*WORK REQUIRED:* Only lines holding the string "pays" are wanted; copy each one from the material.

*DATA FOR PROCESSING:*
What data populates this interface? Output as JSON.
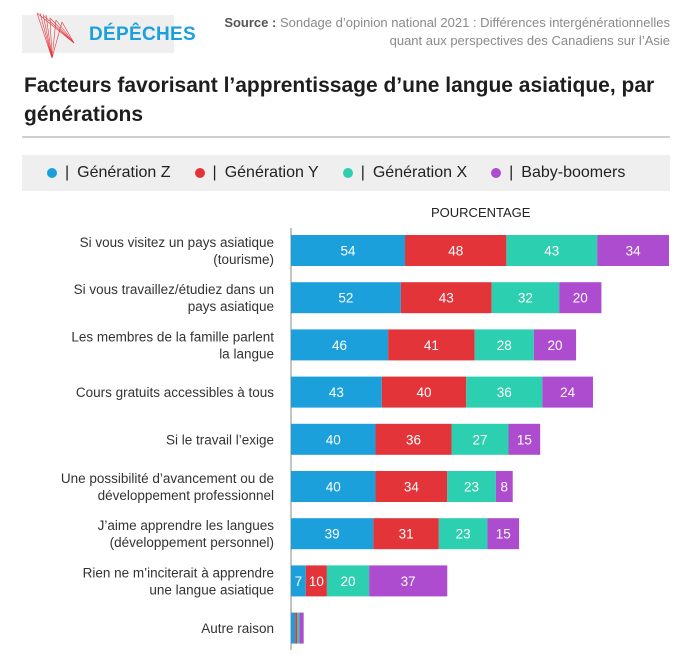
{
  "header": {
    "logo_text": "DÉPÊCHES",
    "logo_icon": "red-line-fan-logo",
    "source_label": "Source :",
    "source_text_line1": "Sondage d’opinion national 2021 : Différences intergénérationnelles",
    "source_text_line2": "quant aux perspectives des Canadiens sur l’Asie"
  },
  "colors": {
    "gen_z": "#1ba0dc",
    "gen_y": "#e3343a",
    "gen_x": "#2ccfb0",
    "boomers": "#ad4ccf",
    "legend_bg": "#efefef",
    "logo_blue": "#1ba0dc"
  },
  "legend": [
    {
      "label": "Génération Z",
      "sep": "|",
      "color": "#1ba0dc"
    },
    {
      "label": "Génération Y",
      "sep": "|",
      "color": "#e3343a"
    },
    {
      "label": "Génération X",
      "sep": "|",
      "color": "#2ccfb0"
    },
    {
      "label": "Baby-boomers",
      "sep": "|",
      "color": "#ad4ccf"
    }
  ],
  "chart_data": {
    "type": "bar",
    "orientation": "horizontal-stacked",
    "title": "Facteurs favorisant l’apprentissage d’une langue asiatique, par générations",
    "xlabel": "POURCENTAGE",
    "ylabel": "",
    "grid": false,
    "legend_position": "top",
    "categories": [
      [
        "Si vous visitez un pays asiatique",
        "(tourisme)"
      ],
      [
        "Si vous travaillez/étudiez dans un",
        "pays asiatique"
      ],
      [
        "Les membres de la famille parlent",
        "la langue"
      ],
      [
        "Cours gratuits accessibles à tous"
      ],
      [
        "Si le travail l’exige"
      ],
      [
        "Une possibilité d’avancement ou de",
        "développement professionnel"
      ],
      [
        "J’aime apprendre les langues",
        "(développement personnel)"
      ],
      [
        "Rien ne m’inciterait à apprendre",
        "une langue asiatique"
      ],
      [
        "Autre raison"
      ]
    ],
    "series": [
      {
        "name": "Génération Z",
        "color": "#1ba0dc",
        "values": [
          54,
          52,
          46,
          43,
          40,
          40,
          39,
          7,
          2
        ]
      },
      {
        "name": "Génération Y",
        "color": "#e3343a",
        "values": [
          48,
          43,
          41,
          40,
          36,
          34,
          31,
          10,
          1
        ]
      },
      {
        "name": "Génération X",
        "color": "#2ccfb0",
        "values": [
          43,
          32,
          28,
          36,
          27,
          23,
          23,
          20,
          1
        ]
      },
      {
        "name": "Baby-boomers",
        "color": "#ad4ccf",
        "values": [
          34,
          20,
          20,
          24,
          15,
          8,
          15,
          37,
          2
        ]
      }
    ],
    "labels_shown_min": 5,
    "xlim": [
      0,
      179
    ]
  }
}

*EXERCISE OUTPUT:*
        "Si vous visitez un pays asiatique",
        "pays asiatique"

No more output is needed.